▶ Exercise aim: In the data that follows, count every line holding the string "this" and give the count alone.

* * * * * * * * *

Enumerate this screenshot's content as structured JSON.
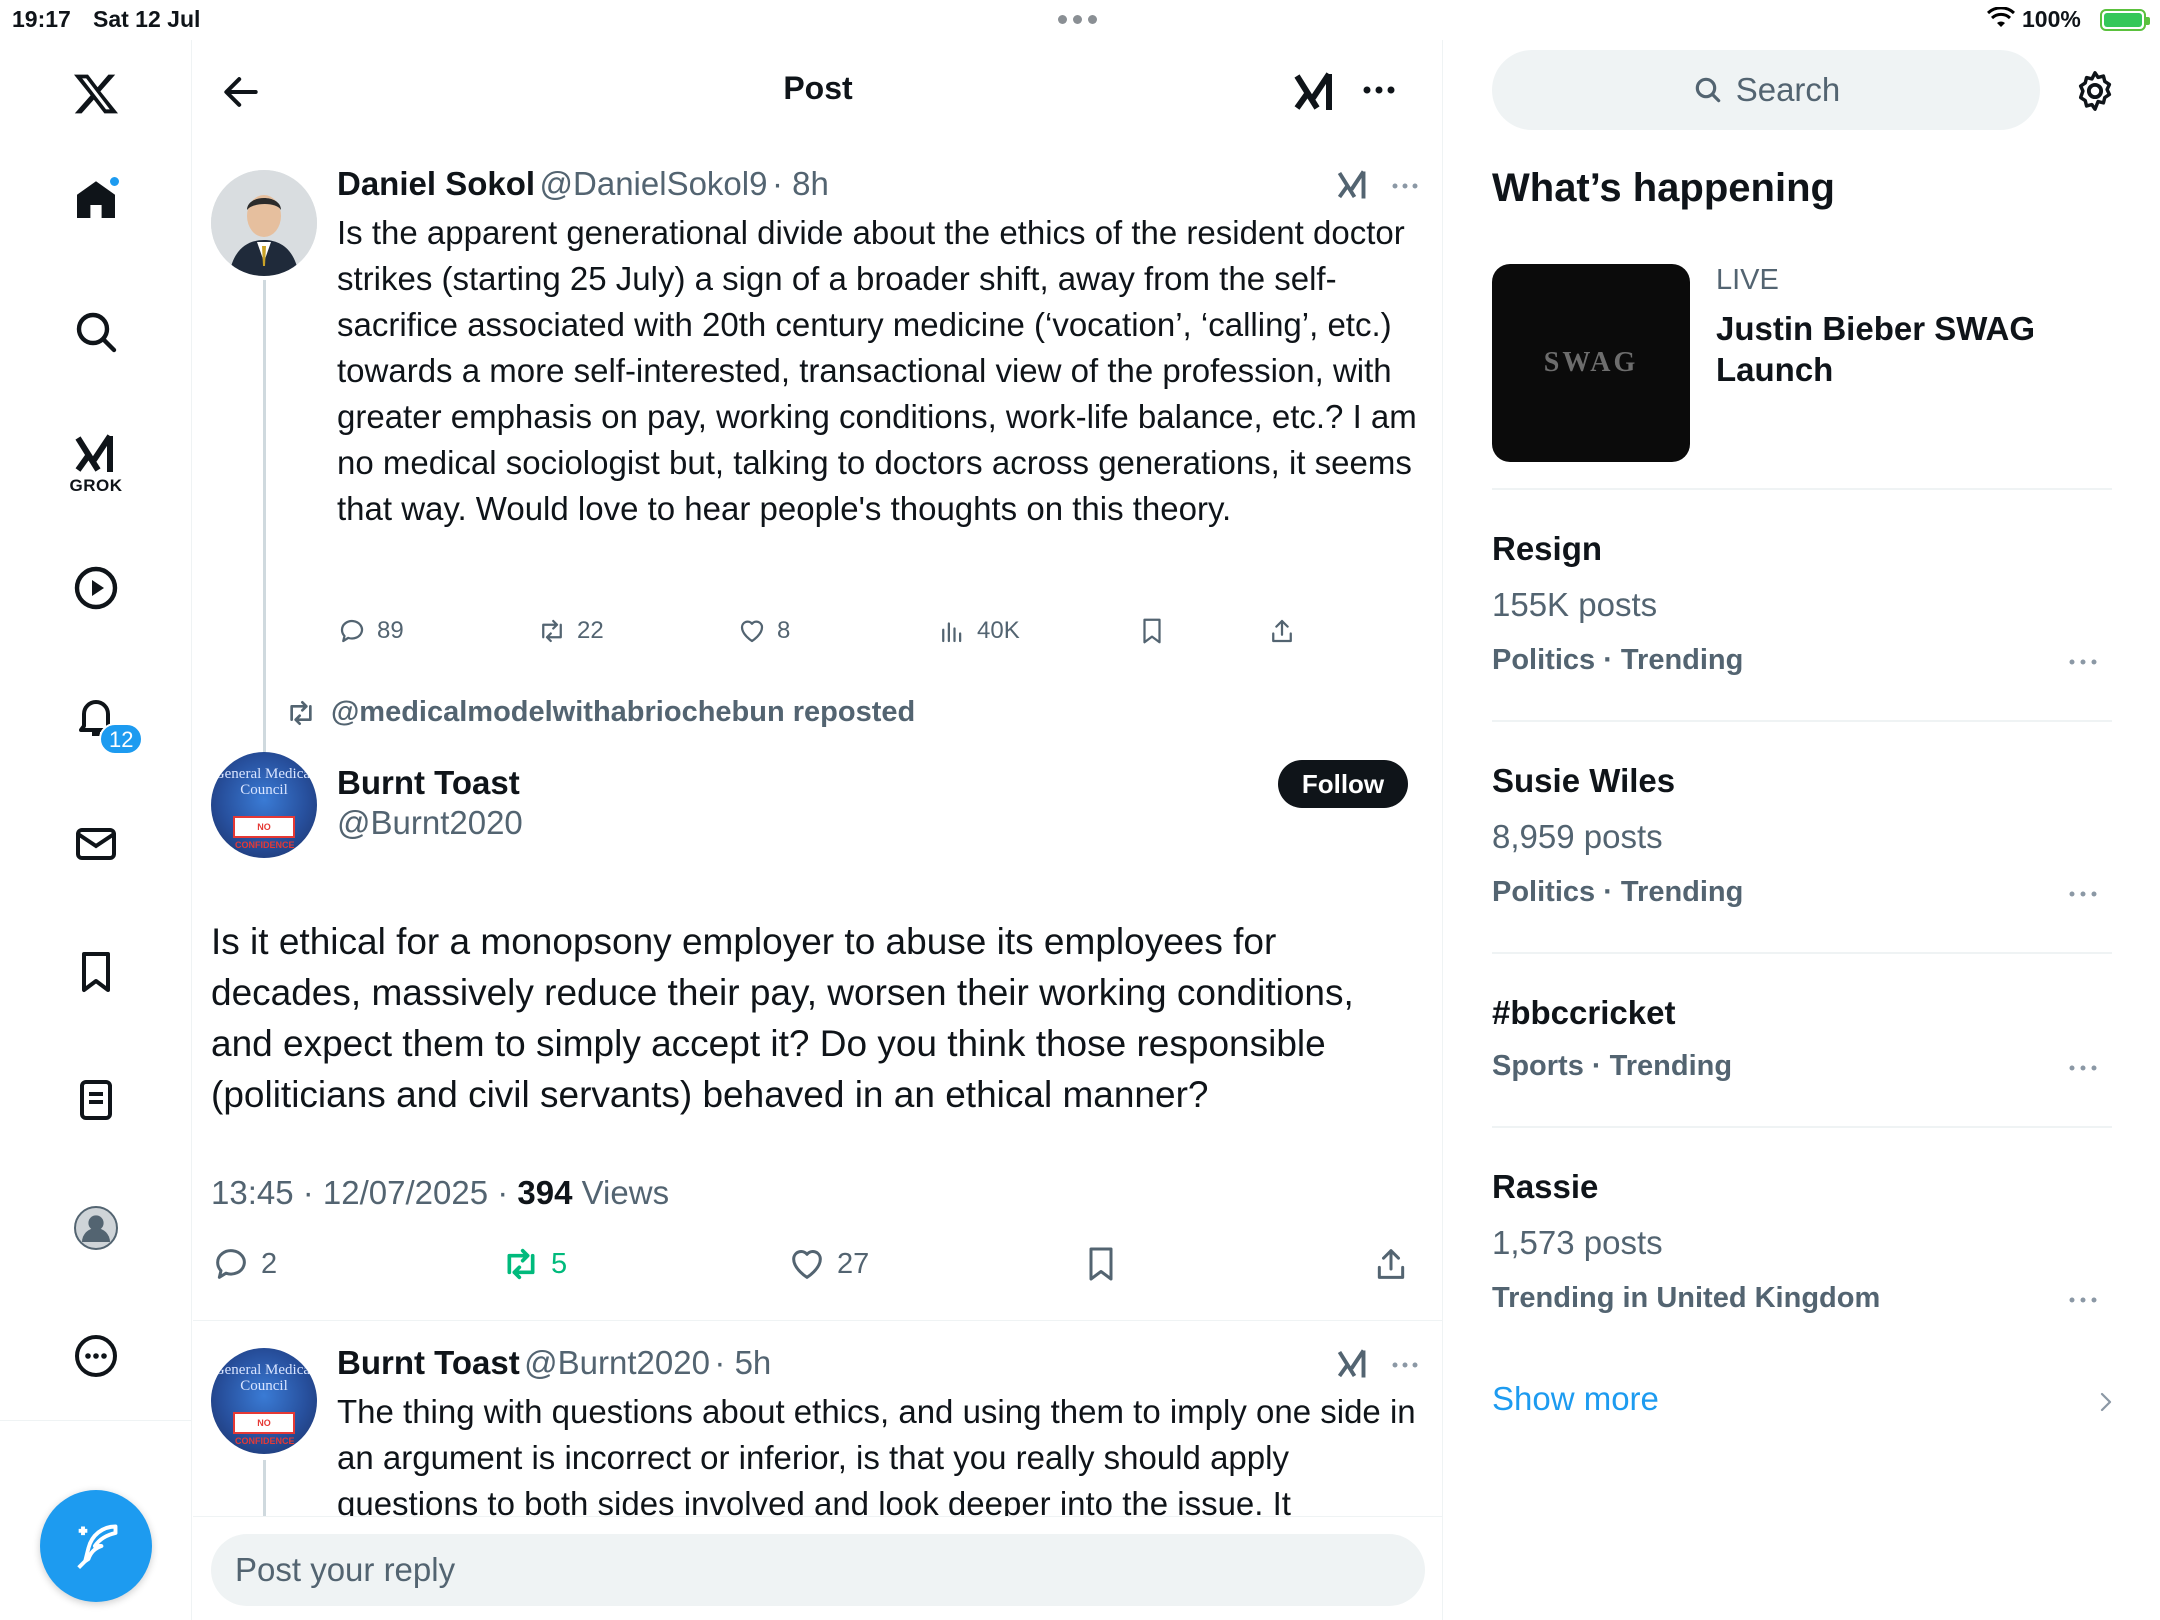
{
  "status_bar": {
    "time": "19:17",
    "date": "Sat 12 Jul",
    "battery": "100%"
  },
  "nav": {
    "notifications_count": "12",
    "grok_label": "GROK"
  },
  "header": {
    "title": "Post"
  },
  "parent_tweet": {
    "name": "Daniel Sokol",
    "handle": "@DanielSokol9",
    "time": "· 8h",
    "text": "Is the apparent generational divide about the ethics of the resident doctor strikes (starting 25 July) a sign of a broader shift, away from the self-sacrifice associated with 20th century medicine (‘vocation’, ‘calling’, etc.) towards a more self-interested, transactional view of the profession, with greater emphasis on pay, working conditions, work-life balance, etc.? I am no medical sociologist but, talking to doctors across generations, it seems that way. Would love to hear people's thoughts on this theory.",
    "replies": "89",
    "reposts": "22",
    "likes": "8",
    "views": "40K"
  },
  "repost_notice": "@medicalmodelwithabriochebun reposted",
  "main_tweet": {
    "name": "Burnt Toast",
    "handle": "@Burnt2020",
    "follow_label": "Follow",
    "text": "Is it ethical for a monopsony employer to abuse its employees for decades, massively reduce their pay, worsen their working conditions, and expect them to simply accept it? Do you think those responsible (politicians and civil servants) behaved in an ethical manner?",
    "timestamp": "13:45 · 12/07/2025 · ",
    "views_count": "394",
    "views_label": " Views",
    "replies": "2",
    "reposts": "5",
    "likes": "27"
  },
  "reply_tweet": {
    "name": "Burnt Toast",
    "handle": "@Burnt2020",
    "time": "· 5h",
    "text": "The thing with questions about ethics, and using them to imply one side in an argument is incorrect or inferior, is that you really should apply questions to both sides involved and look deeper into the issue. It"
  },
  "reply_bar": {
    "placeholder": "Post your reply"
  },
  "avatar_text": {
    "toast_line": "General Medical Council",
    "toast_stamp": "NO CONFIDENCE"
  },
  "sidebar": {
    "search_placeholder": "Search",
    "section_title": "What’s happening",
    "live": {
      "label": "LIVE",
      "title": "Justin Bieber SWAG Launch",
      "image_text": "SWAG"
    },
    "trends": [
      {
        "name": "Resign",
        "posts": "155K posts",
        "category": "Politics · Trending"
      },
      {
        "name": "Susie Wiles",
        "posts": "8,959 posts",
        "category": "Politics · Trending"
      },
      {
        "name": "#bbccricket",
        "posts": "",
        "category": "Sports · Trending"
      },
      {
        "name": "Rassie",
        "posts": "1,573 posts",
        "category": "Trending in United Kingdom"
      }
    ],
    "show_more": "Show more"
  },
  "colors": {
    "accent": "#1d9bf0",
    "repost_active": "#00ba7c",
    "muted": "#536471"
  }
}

* * * * * * * * *

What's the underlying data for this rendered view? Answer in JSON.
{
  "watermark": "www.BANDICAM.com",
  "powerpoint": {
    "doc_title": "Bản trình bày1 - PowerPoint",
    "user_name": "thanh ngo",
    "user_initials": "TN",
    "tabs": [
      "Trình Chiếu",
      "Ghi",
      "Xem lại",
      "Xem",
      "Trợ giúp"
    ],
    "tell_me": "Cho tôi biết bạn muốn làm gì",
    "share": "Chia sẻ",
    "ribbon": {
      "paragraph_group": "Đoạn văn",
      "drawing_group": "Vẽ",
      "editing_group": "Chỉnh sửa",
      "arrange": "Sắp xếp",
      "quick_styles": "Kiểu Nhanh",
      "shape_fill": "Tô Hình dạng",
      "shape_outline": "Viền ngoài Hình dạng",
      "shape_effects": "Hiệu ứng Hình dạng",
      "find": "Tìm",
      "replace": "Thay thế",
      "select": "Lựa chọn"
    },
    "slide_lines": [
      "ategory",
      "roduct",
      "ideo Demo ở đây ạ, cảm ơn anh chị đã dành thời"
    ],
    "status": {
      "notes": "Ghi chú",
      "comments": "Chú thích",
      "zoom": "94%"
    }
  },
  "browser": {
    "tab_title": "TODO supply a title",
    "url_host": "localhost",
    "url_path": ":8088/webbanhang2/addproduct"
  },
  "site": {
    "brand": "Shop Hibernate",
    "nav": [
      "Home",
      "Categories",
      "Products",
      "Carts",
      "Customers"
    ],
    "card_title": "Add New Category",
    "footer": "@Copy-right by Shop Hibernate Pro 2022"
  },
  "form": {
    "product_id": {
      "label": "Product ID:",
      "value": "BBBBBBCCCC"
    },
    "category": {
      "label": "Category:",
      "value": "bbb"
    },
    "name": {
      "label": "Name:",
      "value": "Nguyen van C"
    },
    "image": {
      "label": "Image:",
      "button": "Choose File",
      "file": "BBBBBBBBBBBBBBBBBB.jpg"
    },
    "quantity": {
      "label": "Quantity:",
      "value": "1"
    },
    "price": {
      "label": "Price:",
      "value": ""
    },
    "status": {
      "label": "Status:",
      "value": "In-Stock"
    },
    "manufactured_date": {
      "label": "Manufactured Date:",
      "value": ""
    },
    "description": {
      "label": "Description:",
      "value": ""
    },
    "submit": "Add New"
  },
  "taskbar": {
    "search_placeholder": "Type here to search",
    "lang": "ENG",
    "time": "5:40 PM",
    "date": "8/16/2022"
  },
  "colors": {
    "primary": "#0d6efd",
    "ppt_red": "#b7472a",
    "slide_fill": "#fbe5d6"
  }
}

* * * * * * * * *

▶ Reply: 3